START EXCERPTED RECORDS

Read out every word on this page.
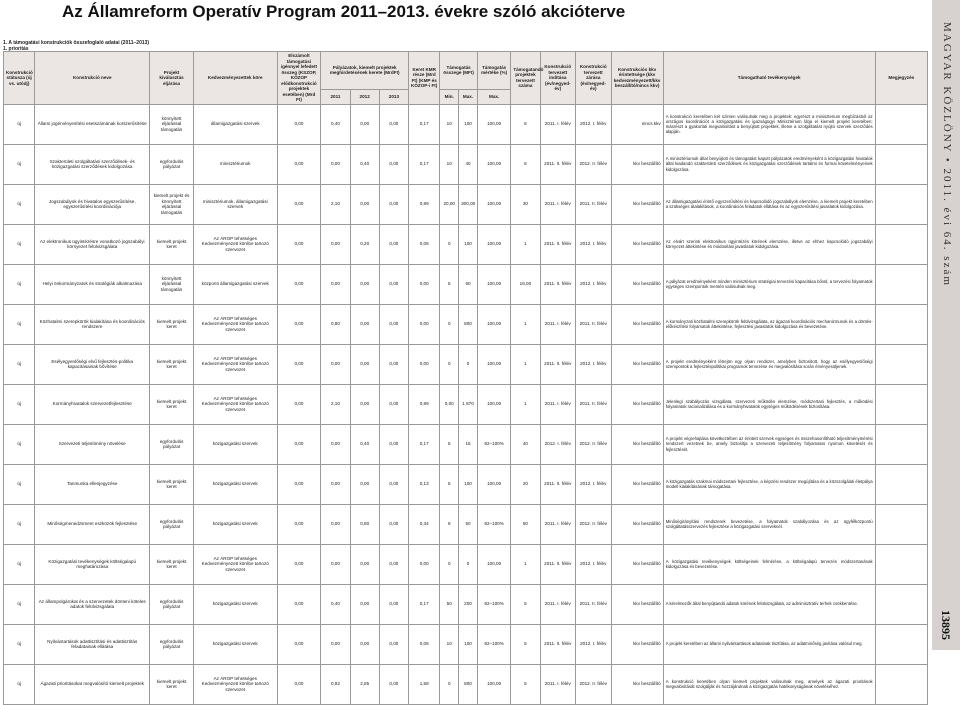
Az Államreform Operatív Program 2011–2013. évekre szóló akcióterve
MAGYAR KÖZLÖNY • 2011. évi 64. szám
13895
1. A támogatási konstrukciók összefoglaló adatai (2011–2013)
1. prioritás
Konstrukció státusza (új vs. utódj)	Konstrukció neve	Projekt kiválasztás eljárása	Kedvezményezettek köre	Elszámolt támogatási igénnyel lefedett összeg (KSZOP, KÖZOP elődkonstrukció projektek esetében) (Mrd Ft)	Pályázatok, kiemelt projektek meghirdetésének kerete (MrdFt)			Keret KMR része (Mrd Ft) (KMP és KÖZOP-i Ft)	Támogatás összege (MFt)		Támogatás mértéke (%)	Támogatandó projektek tervezett száma	Konstrukció tervezett indítása (év/negyed-év)	Konstrukció tervezett zárása (év/negyed-év)	Konstrukciós kkv érintettsége (kkv kedvezményezett/kkv beszállító/nincs kkv)	Támogatható tevékenységek	Megjegyzés
					2011	2012	2013		Min.	Max.	Max.						
új	Állami jogérvényesítési esetszámának korszerűsítése	könnyített eljárással támogatás	államigazgatási szervek	0,00	0,40	0,00	0,00	0,17	10	100	100,00	8	2011. I. félév	2012. I. félév	nincs kkv	A konstrukció keretében két szinten valósulnak meg a projektek: egyrészt a miniszterium megbízásból az országos koordinációt a közigazgatási és igazságügyi Minisztérium látja el kiemelt projekt keretében; másrészt a gyakorlati megvalósítást a benyújtott projektek, illetve a szolgáltatást nyújtó szervek szerződés alapján.	
új	Szakterületi szolgáltatási szerződések- és közigazgatási szerződések kidolgozása	egyfordulós pályázat	minisztériumok	0,00	0,00	0,40	0,00	0,17	10	40	100,00	8	2011. II. félév	2012. II. félév	kkv beszállító	A minisztériumok által benyújtott és támogatást kapott pályázatok eredményeként a közigazgatási hivatalok által kiadandó szakterületi szerződések és közigazgatási szerződések tartalmi és formai követelményeinek kidolgozása.	
új	Jogszabályok és hivatalos egyszerűsítése, egyszerűsítési koordinációja	kiemelt projekt és könnyített eljárással támogatás	minisztériumok, államigazgatási szervek	0,00	2,10	0,00	0,00	0,89	20,00	300,00	100,00	30	2011. I. félév	2011. II. félév	kkv beszállító	Az államigazgatási érintő egyszerűsítési és kapcsolódó jogszabályok elemzése, a kiemelt projekt keretében a szükséges átalakítások, a koordinációs feladatok ellátása és az egyszerűsítési javaslatok kidolgozása.	
új	Az elektronikus ügyintézésre vonatkozó jogszabályi környezet felülvizsgálata	kiemelt projekt keret	Az ÁROP tehetséges Kedvezményezett körébe tartozó szervezet	0,00	0,00	0,20	0,00	0,08	0	100	100,00	1	2011. II. félév	2012. I. félév	kkv beszállító	Az elvárt szerinti elektronikus ügyintézés körének elemzése, illetve az ehhez kapcsolódó jogszabályi környezet áttekintése és módosítási javaslatok kidolgozása.	
új	Helyi önkormányzatok és stratégiák alkalmazása	könnyített eljárással támogatás	központi államigazgatási szervek	0,00	0,00	0,00	0,00	0,00	5	60	100,00	16,00	2011. II. félév	2012. I. félév	kkv beszállító	A pályázat eredményeként minden minisztérium stratégiai tervezési kapacitása bővül, a tervezési folyamatok egységes szempontok mentén valósulnak meg.	
új	Közhatalmi szerepkörök kialakítása és koordinációs rendszere	kiemelt projekt keret	Az ÁROP tehetséges Kedvezményezett körébe tartozó szervezet	0,00	0,80	0,00	0,00	0,00	0	800	100,00	1	2011. I. félév	2011. II. félév	kkv beszállító	A kormányzati közhatalmi szerepkörök felülvizsgálata, az ágazati koordinációs mechanizmusok és a döntés-előkészítési folyamatok áttekintése, fejlesztési javaslatok kidolgozása és bevezetése.	
új	Esélyegyenlőségi elvű fejlesztés-politika kapacitásainak bővítése	kiemelt projekt keret	Az ÁROP tehetséges Kedvezményezett körébe tartozó szervezet	0,00	0,00	0,00	0,00	0,00	0	0	100,00	1	2011. II. félév	2012. I. félév	kkv beszállító	A projekt eredményeként létrejön egy olyan rendszer, amelyben biztosított, hogy az esélyegyenlőségi szempontok a fejlesztéspolitikai programok tervezése és megvalósítása során érvényesüljenek.	
új	Kormányhivatalok szervezetfejlesztése	kiemelt projekt keret	Az ÁROP tehetséges Kedvezményezett körébe tartozó szervezet	0,00	2,10	0,00	0,00	0,89	0,00	1 870	100,00	1	2011. I. félév	2011. II. félév	kkv beszállító	Jelenlegi szabályozás vizsgálata, szervezeti működés elemzése, módszertani fejlesztés, a működési folyamatok racionalizálása és a kormányhivatalok egységes működésének biztosítása.	
új	Szervezeti teljesítmény növelése	egyfordulós pályázat	közigazgatási szervek	0,00	0,00	0,40	0,00	0,17	5	15	92–100%	40	2012. I. félév	2012. II. félév	kkv beszállító	A projekt végrehajtása következtében az érintett szervek egységes és összehasonlítható teljesítménymérési rendszert vezetnek be, amely biztosítja a szervezeti teljesítmény folyamatos nyomon követését és fejlesztését.	
új	Tanmunka ellenjegyzése	kiemelt projekt keret	közigazgatási szervek	0,00	0,00	0,00	0,00	0,13	5	100	100,00	20	2011. II. félév	2012. I. félév	kkv beszállító	A közigazgatás szakmai módszertani fejlesztése, a képzési rendszer megújítása és a közszolgálati életpálya modell kialakításának támogatása.	
új	Minőségmenedzsment eszközök fejlesztése	egyfordulós pályázat	közigazgatási szervek	0,00	0,00	0,80	0,00	0,34	8	50	92–100%	50	2011. I. félév	2012. II. félév	kkv beszállító	Minőségirányítási rendszerek bevezetése, a folyamatok szabályozása és az ügyfélközpontú szolgáltatásszervezés fejlesztése a közigazgatási szerveknél.	
új	Közigazgatási tevékenységek költségalapú meghatározása	kiemelt projekt keret	Az ÁROP tehetséges Kedvezményezett körébe tartozó szervezet	0,00	0,00	0,00	0,00	0,00	0	0	100,00	1	2011. II. félév	2012. I. félév	kkv beszállító	A közigazgatási tevékenységek költségeinek felmérése, a költségalapú tervezés módszertanának kidolgozása és bevezetése.	
új	Az állampolgárokat és a szervezetek dönteni köteles adatok felülvizsgálata	egyfordulós pályázat	közigazgatási szervek	0,00	0,40	0,00	0,00	0,17	50	200	92–100%	5	2011. I. félév	2011. II. félév	kkv beszállító	A kérelmezők által benyújtandó adatok körének felülvizsgálata, az adminisztratív terhek csökkentése.	
új	Nyilvántartások adattisztítási és adattisztítás feladatainak ellátása	egyfordulós pályázat	közigazgatási szervek	0,00	0,00	0,00	0,00	0,08	10	100	92–100%	5	2011. II. félév	2012. I. félév	kkv beszállító	A projekt keretében az állami nyilvántartások adatainak tisztítása, az adatminőség javítása valósul meg.	
új	Ágazati prioritásokat megvalósító kiemelt projektek	kiemelt projekt keret	Az ÁROP tehetséges Kedvezményezett körébe tartozó szervezet	0,00	0,92	2,85	0,00	1,58	0	800	100,00	5	2011. I. félév	2012. II. félév	kkv beszállító	A konstrukció keretében olyan kiemelt projektek valósulnak meg, amelyek az ágazati prioritások megvalósítását szolgálják és hozzájárulnak a közigazgatás hatékonyságának növeléséhez.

END EXCERPTED RECORDS

PROBLEM TO SOLVE: Output all of the data exactly as it stands, minus any images.

SOLUTION TO THE PROBLEM:
Read out every word on this page.
Az Államreform Operatív Program 2011–2013. évekre szóló akcióterve
MAGYAR KÖZLÖNY • 2011. évi 64. szám
13895
1. A támogatási konstrukciók összefoglaló adatai (2011–2013)
1. prioritás
Konstrukció státusza (új vs. utódj)	Konstrukció neve	Projekt kiválasztás eljárása	Kedvezményezettek köre	Elszámolt támogatási igénnyel lefedett összeg (KSZOP, KÖZOP elődkonstrukció projektek esetében) (Mrd Ft)	Pályázatok, kiemelt projektek meghirdetésének kerete (MrdFt)			Keret KMR része (Mrd Ft) (KMP és KÖZOP-i Ft)	Támogatás összege (MFt)		Támogatás mértéke (%)	Támogatandó projektek tervezett száma	Konstrukció tervezett indítása (év/negyed-év)	Konstrukció tervezett zárása (év/negyed-év)	Konstrukciós kkv érintettsége (kkv kedvezményezett/kkv beszállító/nincs kkv)	Támogatható tevékenységek	Megjegyzés
					2011	2012	2013		Min.	Max.	Max.						
új	Állami jogérvényesítési esetszámának korszerűsítése	könnyített eljárással támogatás	államigazgatási szervek	0,00	0,40	0,00	0,00	0,17	10	100	100,00	8	2011. I. félév	2012. I. félév	nincs kkv	A konstrukció keretében két szinten valósulnak meg a projektek: egyrészt a miniszterium megbízásból az országos koordinációt a közigazgatási és igazságügyi Minisztérium látja el kiemelt projekt keretében; másrészt a gyakorlati megvalósítást a benyújtott projektek, illetve a szolgáltatást nyújtó szervek szerződés alapján.	
új	Szakterületi szolgáltatási szerződések- és közigazgatási szerződések kidolgozása	egyfordulós pályázat	minisztériumok	0,00	0,00	0,40	0,00	0,17	10	40	100,00	8	2011. II. félév	2012. II. félév	kkv beszállító	A minisztériumok által benyújtott és támogatást kapott pályázatok eredményeként a közigazgatási hivatalok által kiadandó szakterületi szerződések és közigazgatási szerződések tartalmi és formai követelményeinek kidolgozása.	
új	Jogszabályok és hivatalos egyszerűsítése, egyszerűsítési koordinációja	kiemelt projekt és könnyített eljárással támogatás	minisztériumok, államigazgatási szervek	0,00	2,10	0,00	0,00	0,89	20,00	300,00	100,00	30	2011. I. félév	2011. II. félév	kkv beszállító	Az államigazgatási érintő egyszerűsítési és kapcsolódó jogszabályok elemzése, a kiemelt projekt keretében a szükséges átalakítások, a koordinációs feladatok ellátása és az egyszerűsítési javaslatok kidolgozása.	
új	Az elektronikus ügyintézésre vonatkozó jogszabályi környezet felülvizsgálata	kiemelt projekt keret	Az ÁROP tehetséges Kedvezményezett körébe tartozó szervezet	0,00	0,00	0,20	0,00	0,08	0	100	100,00	1	2011. II. félév	2012. I. félév	kkv beszállító	Az elvárt szerinti elektronikus ügyintézés körének elemzése, illetve az ehhez kapcsolódó jogszabályi környezet áttekintése és módosítási javaslatok kidolgozása.	
új	Helyi önkormányzatok és stratégiák alkalmazása	könnyített eljárással támogatás	központi államigazgatási szervek	0,00	0,00	0,00	0,00	0,00	5	60	100,00	16,00	2011. II. félév	2012. I. félév	kkv beszállító	A pályázat eredményeként minden minisztérium stratégiai tervezési kapacitása bővül, a tervezési folyamatok egységes szempontok mentén valósulnak meg.	
új	Közhatalmi szerepkörök kialakítása és koordinációs rendszere	kiemelt projekt keret	Az ÁROP tehetséges Kedvezményezett körébe tartozó szervezet	0,00	0,80	0,00	0,00	0,00	0	800	100,00	1	2011. I. félév	2011. II. félév	kkv beszállító	A kormányzati közhatalmi szerepkörök felülvizsgálata, az ágazati koordinációs mechanizmusok és a döntés-előkészítési folyamatok áttekintése, fejlesztési javaslatok kidolgozása és bevezetése.	
új	Esélyegyenlőségi elvű fejlesztés-politika kapacitásainak bővítése	kiemelt projekt keret	Az ÁROP tehetséges Kedvezményezett körébe tartozó szervezet	0,00	0,00	0,00	0,00	0,00	0	0	100,00	1	2011. II. félév	2012. I. félév	kkv beszállító	A projekt eredményeként létrejön egy olyan rendszer, amelyben biztosított, hogy az esélyegyenlőségi szempontok a fejlesztéspolitikai programok tervezése és megvalósítása során érvényesüljenek.	
új	Kormányhivatalok szervezetfejlesztése	kiemelt projekt keret	Az ÁROP tehetséges Kedvezményezett körébe tartozó szervezet	0,00	2,10	0,00	0,00	0,89	0,00	1 870	100,00	1	2011. I. félév	2011. II. félév	kkv beszállító	Jelenlegi szabályozás vizsgálata, szervezeti működés elemzése, módszertani fejlesztés, a működési folyamatok racionalizálása és a kormányhivatalok egységes működésének biztosítása.	
új	Szervezeti teljesítmény növelése	egyfordulós pályázat	közigazgatási szervek	0,00	0,00	0,40	0,00	0,17	5	15	92–100%	40	2012. I. félév	2012. II. félév	kkv beszállító	A projekt végrehajtása következtében az érintett szervek egységes és összehasonlítható teljesítménymérési rendszert vezetnek be, amely biztosítja a szervezeti teljesítmény folyamatos nyomon követését és fejlesztését.	
új	Tanmunka ellenjegyzése	kiemelt projekt keret	közigazgatási szervek	0,00	0,00	0,00	0,00	0,13	5	100	100,00	20	2011. II. félév	2012. I. félév	kkv beszállító	A közigazgatás szakmai módszertani fejlesztése, a képzési rendszer megújítása és a közszolgálati életpálya modell kialakításának támogatása.	
új	Minőségmenedzsment eszközök fejlesztése	egyfordulós pályázat	közigazgatási szervek	0,00	0,00	0,80	0,00	0,34	8	50	92–100%	50	2011. I. félév	2012. II. félév	kkv beszállító	Minőségirányítási rendszerek bevezetése, a folyamatok szabályozása és az ügyfélközpontú szolgáltatásszervezés fejlesztése a közigazgatási szerveknél.	
új	Közigazgatási tevékenységek költségalapú meghatározása	kiemelt projekt keret	Az ÁROP tehetséges Kedvezményezett körébe tartozó szervezet	0,00	0,00	0,00	0,00	0,00	0	0	100,00	1	2011. II. félév	2012. I. félév	kkv beszállító	A közigazgatási tevékenységek költségeinek felmérése, a költségalapú tervezés módszertanának kidolgozása és bevezetése.	
új	Az állampolgárokat és a szervezetek dönteni köteles adatok felülvizsgálata	egyfordulós pályázat	közigazgatási szervek	0,00	0,40	0,00	0,00	0,17	50	200	92–100%	5	2011. I. félév	2011. II. félév	kkv beszállító	A kérelmezők által benyújtandó adatok körének felülvizsgálata, az adminisztratív terhek csökkentése.	
új	Nyilvántartások adattisztítási és adattisztítás feladatainak ellátása	egyfordulós pályázat	közigazgatási szervek	0,00	0,00	0,00	0,00	0,08	10	100	92–100%	5	2011. II. félév	2012. I. félév	kkv beszállító	A projekt keretében az állami nyilvántartások adatainak tisztítása, az adatminőség javítása valósul meg.	
új	Ágazati prioritásokat megvalósító kiemelt projektek	kiemelt projekt keret	Az ÁROP tehetséges Kedvezményezett körébe tartozó szervezet	0,00	0,92	2,85	0,00	1,58	0	800	100,00	5	2011. I. félév	2012. II. félév	kkv beszállító	A konstrukció keretében olyan kiemelt projektek valósulnak meg, amelyek az ágazati prioritások megvalósítását szolgálják és hozzájárulnak a közigazgatás hatékonyságának növeléséhez.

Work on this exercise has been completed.